Copy out each line containing "有理数分为正有理数" from the entries below.

[BEGIN]

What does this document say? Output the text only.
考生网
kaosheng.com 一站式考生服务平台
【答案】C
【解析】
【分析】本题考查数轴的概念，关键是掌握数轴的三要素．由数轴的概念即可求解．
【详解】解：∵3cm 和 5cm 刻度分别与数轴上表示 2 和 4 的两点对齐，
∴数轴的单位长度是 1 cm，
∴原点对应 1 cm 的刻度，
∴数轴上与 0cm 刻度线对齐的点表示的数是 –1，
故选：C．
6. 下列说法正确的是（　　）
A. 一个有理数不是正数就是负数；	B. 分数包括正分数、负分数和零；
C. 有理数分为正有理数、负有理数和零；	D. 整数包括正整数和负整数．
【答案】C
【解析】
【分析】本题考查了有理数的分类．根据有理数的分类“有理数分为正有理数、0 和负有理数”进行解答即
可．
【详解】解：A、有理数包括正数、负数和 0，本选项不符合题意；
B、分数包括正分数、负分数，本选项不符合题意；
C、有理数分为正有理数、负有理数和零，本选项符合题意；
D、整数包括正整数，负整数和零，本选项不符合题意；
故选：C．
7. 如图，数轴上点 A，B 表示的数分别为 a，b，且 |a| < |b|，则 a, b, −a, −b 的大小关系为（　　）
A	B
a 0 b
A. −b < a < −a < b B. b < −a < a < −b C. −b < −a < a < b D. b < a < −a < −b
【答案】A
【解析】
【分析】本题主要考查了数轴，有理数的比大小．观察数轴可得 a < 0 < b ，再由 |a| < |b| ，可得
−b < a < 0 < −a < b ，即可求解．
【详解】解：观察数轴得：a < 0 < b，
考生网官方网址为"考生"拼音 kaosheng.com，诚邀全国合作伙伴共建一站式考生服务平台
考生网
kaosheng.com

[END]

Written response:
C. 有理数分为正有理数、负有理数和零；	D. 整数包括正整数和负整数．
【分析】本题考查了有理数的分类．根据有理数的分类“有理数分为正有理数、0 和负有理数”进行解答即
C、有理数分为正有理数、负有理数和零，本选项符合题意；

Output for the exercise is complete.